◆ WHAT IS EXPECTED ◆
Omit images. Retype all entries verbatim.

[Collected data entries]
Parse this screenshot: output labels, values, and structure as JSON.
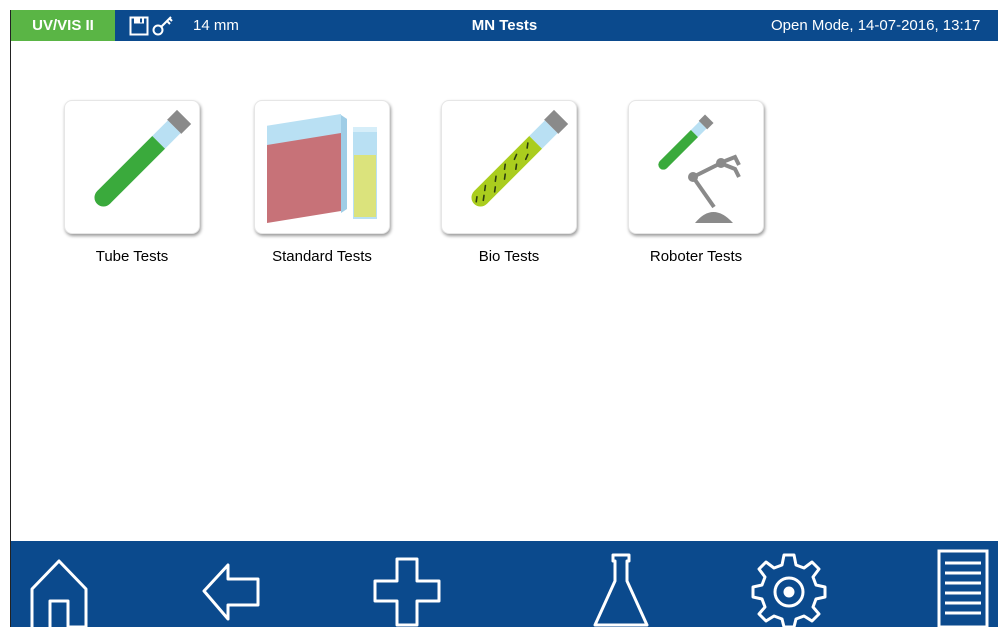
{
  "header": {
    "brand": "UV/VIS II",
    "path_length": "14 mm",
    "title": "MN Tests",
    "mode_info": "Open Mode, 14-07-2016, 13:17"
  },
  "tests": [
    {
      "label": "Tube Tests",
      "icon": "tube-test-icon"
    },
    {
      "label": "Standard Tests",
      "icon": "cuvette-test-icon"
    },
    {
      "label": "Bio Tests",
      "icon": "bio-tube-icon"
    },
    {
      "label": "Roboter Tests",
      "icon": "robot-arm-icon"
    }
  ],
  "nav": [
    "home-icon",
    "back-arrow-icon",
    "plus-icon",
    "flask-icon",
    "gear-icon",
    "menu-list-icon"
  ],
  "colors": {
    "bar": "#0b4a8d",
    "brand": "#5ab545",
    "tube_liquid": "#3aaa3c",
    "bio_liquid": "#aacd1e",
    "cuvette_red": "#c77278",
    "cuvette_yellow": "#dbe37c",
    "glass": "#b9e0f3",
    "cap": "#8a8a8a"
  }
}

◆ OUTPUT FOR THIS EXERCISE ◆
Parse this screenshot: output labels, values, and structure as JSON.
{
  "header": {
    "brand": "UV/VIS II",
    "path_length": "14 mm",
    "title": "MN Tests",
    "mode_info": "Open Mode, 14-07-2016, 13:17"
  },
  "tests": [
    {
      "label": "Tube Tests",
      "icon": "tube-test-icon"
    },
    {
      "label": "Standard Tests",
      "icon": "cuvette-test-icon"
    },
    {
      "label": "Bio Tests",
      "icon": "bio-tube-icon"
    },
    {
      "label": "Roboter Tests",
      "icon": "robot-arm-icon"
    }
  ],
  "nav": [
    "home-icon",
    "back-arrow-icon",
    "plus-icon",
    "flask-icon",
    "gear-icon",
    "menu-list-icon"
  ],
  "colors": {
    "bar": "#0b4a8d",
    "brand": "#5ab545",
    "tube_liquid": "#3aaa3c",
    "bio_liquid": "#aacd1e",
    "cuvette_red": "#c77278",
    "cuvette_yellow": "#dbe37c",
    "glass": "#b9e0f3",
    "cap": "#8a8a8a"
  }
}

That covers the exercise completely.